=== Task description ===
Write the material out again exactly as it stands.

=== Information shown ===

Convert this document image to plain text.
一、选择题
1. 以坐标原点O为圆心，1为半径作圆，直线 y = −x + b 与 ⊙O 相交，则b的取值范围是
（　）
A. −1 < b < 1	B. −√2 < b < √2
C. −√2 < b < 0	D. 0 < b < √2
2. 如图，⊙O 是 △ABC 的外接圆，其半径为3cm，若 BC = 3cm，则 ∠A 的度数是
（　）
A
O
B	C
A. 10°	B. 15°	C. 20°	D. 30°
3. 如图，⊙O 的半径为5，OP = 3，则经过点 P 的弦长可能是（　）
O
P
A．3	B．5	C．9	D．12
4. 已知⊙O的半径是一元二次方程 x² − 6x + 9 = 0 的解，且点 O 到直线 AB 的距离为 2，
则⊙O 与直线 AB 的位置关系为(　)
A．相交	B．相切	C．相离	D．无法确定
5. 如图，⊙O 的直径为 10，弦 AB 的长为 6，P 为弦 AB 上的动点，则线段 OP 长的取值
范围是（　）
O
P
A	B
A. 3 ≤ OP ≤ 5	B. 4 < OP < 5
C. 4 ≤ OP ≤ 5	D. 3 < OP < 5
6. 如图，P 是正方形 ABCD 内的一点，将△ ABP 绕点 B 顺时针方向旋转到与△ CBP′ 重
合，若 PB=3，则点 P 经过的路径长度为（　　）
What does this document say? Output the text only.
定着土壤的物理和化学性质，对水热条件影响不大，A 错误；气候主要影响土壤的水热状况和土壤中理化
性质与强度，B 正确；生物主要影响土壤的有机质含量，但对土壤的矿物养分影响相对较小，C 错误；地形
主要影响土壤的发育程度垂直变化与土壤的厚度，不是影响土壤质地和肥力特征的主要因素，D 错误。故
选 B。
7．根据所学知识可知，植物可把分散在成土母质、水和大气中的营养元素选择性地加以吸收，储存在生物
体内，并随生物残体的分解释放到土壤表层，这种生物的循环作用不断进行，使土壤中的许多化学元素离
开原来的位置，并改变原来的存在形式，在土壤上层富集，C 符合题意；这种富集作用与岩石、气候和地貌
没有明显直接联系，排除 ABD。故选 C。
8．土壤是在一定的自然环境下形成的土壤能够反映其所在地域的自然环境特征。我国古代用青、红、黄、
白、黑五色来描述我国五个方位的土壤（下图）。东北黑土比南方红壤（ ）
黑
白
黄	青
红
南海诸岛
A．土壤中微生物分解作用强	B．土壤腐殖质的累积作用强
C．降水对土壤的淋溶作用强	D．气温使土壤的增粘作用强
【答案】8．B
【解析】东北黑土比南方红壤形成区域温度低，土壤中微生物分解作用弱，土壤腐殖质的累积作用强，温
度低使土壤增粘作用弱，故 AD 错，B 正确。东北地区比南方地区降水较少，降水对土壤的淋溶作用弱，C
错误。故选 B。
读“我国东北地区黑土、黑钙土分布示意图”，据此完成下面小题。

=== Task output ===
Convert this document image to plain text.
一、选择题
1. 以坐标原点O为圆心，1为半径作圆，直线 y = −x + b 与 ⊙O 相交，则b的取值范围是
（　）
A. −1 < b < 1	B. −√2 < b < √2
C. −√2 < b < 0	D. 0 < b < √2
2. 如图，⊙O 是 △ABC 的外接圆，其半径为3cm，若 BC = 3cm，则 ∠A 的度数是
（　）
A
O
B	C
A. 10°	B. 15°	C. 20°	D. 30°
3. 如图，⊙O 的半径为5，OP = 3，则经过点 P 的弦长可能是（　）
O
P
A．3	B．5	C．9	D．12
4. 已知⊙O的半径是一元二次方程 x² − 6x + 9 = 0 的解，且点 O 到直线 AB 的距离为 2，
则⊙O 与直线 AB 的位置关系为(　)
A．相交	B．相切	C．相离	D．无法确定
5. 如图，⊙O 的直径为 10，弦 AB 的长为 6，P 为弦 AB 上的动点，则线段 OP 长的取值
范围是（　）
O
P
A	B
A. 3 ≤ OP ≤ 5	B. 4 < OP < 5
C. 4 ≤ OP ≤ 5	D. 3 < OP < 5
6. 如图，P 是正方形 ABCD 内的一点，将△ ABP 绕点 B 顺时针方向旋转到与△ CBP′ 重
合，若 PB=3，则点 P 经过的路径长度为（　　）
What does this document say? Output the text only.
定着土壤的物理和化学性质，对水热条件影响不大，A 错误；气候主要影响土壤的水热状况和土壤中理化
性质与强度，B 正确；生物主要影响土壤的有机质含量，但对土壤的矿物养分影响相对较小，C 错误；地形
主要影响土壤的发育程度垂直变化与土壤的厚度，不是影响土壤质地和肥力特征的主要因素，D 错误。故
选 B。
7．根据所学知识可知，植物可把分散在成土母质、水和大气中的营养元素选择性地加以吸收，储存在生物
体内，并随生物残体的分解释放到土壤表层，这种生物的循环作用不断进行，使土壤中的许多化学元素离
开原来的位置，并改变原来的存在形式，在土壤上层富集，C 符合题意；这种富集作用与岩石、气候和地貌
没有明显直接联系，排除 ABD。故选 C。
8．土壤是在一定的自然环境下形成的土壤能够反映其所在地域的自然环境特征。我国古代用青、红、黄、
白、黑五色来描述我国五个方位的土壤（下图）。东北黑土比南方红壤（ ）
黑
白
黄	青
红
南海诸岛
A．土壤中微生物分解作用强	B．土壤腐殖质的累积作用强
C．降水对土壤的淋溶作用强	D．气温使土壤的增粘作用强
【答案】8．B
【解析】东北黑土比南方红壤形成区域温度低，土壤中微生物分解作用弱，土壤腐殖质的累积作用强，温
度低使土壤增粘作用弱，故 AD 错，B 正确。东北地区比南方地区降水较少，降水对土壤的淋溶作用弱，C
错误。故选 B。
读“我国东北地区黑土、黑钙土分布示意图”，据此完成下面小题。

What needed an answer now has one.